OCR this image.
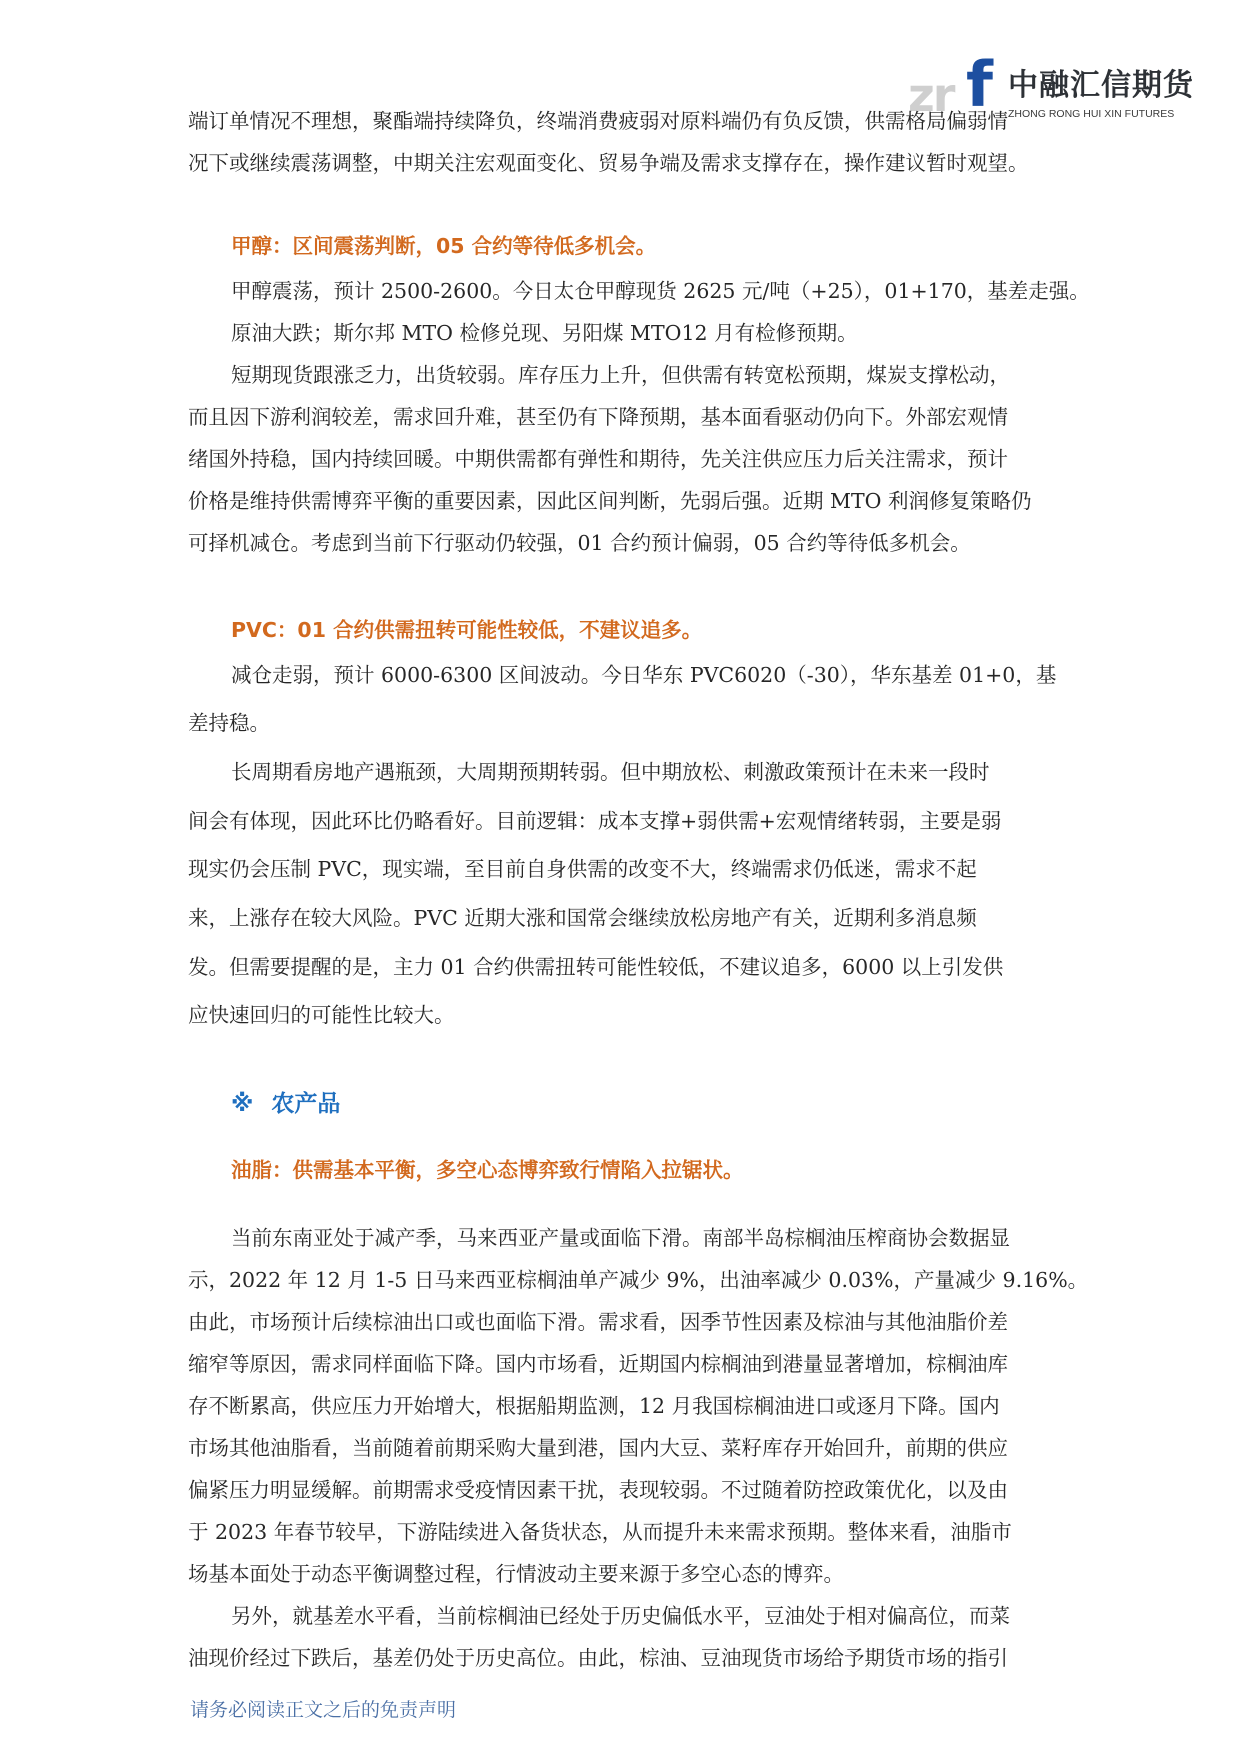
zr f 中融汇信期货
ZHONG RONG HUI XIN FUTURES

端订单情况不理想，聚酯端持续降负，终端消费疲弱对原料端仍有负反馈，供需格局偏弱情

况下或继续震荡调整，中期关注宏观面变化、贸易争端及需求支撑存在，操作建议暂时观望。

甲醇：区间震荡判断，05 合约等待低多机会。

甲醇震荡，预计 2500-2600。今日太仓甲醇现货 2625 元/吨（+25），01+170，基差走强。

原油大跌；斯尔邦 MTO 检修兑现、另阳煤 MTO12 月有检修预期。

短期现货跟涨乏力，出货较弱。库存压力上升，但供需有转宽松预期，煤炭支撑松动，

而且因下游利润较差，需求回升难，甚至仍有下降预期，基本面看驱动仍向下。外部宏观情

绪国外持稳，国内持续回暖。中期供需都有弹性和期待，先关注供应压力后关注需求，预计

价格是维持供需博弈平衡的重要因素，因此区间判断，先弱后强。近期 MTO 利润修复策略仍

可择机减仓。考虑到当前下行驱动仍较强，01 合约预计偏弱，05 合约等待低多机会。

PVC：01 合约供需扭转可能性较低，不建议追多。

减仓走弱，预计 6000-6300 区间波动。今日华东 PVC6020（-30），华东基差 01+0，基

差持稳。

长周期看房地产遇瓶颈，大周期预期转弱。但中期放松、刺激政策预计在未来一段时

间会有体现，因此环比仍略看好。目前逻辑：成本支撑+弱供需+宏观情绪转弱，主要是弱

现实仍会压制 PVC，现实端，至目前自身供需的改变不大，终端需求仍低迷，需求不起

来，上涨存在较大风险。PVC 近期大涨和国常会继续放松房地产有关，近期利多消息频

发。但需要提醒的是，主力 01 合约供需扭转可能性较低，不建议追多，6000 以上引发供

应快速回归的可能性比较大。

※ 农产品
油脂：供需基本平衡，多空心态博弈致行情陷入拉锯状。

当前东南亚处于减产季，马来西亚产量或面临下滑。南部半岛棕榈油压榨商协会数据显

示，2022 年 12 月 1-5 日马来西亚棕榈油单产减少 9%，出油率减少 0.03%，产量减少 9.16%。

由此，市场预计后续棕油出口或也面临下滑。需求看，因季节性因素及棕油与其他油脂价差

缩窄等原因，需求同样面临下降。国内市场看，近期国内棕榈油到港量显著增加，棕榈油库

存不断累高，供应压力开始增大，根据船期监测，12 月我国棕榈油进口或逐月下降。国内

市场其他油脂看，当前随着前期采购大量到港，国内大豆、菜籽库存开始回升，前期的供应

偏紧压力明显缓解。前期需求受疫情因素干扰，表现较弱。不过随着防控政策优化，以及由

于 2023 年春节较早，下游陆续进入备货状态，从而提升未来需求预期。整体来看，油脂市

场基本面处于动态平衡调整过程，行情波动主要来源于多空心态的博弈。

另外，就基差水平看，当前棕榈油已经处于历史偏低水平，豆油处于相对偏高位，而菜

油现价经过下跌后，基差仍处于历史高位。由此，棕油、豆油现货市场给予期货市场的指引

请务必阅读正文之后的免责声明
--
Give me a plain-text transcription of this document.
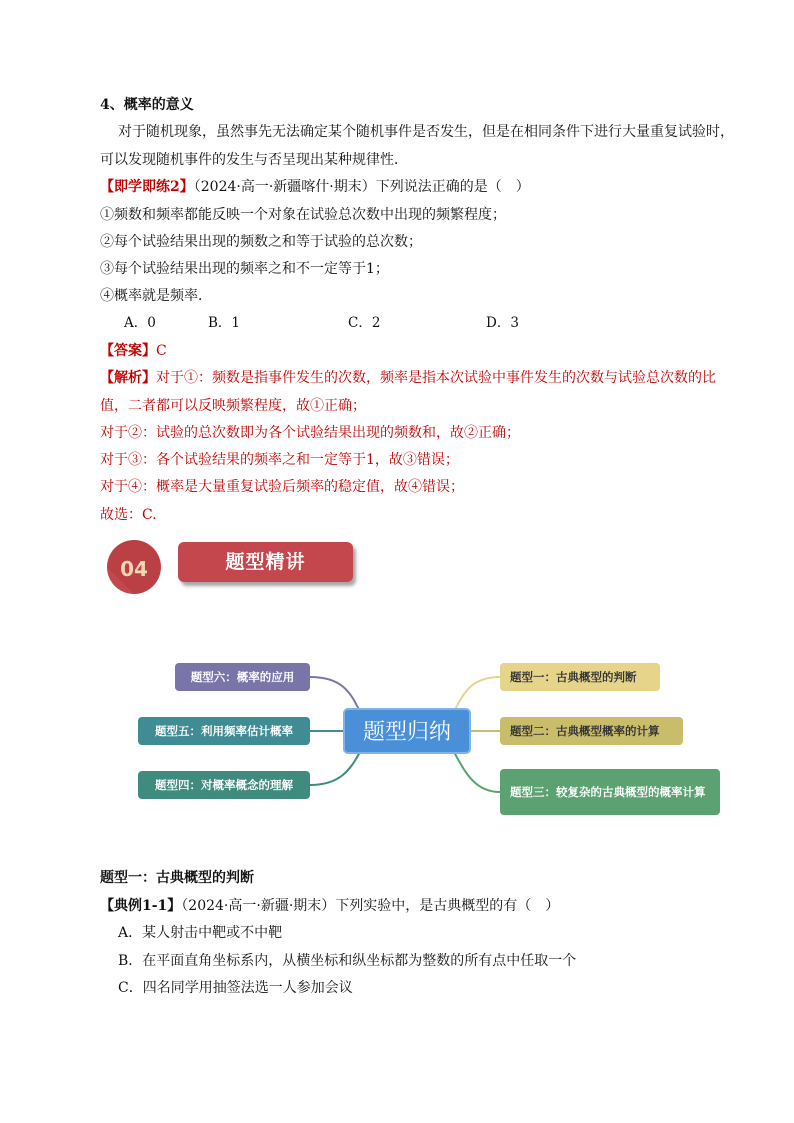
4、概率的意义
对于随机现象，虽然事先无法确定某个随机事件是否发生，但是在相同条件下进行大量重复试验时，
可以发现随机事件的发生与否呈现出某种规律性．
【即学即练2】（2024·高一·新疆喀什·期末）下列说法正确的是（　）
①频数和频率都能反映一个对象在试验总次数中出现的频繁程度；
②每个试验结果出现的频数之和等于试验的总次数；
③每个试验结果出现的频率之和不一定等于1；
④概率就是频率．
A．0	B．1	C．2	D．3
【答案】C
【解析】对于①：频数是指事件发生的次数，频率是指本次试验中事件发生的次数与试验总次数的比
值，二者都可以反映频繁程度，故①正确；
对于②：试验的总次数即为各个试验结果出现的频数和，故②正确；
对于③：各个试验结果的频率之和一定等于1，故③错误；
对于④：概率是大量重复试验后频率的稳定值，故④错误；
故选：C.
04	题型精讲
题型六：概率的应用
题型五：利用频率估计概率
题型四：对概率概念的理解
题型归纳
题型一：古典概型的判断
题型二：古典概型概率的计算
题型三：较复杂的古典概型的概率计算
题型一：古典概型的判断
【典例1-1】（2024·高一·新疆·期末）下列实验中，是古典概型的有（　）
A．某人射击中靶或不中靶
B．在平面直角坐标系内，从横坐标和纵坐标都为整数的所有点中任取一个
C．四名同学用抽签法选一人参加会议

» **Directions**
Scan the records above for the string "合约供需扭转可能性较低", then select every line that holds it.

» **Output below**
PVC：01 合约供需扭转可能性较低，不建议追多。
发。但需要提醒的是，主力 01 合约供需扭转可能性较低，不建议追多，6000 以上引发供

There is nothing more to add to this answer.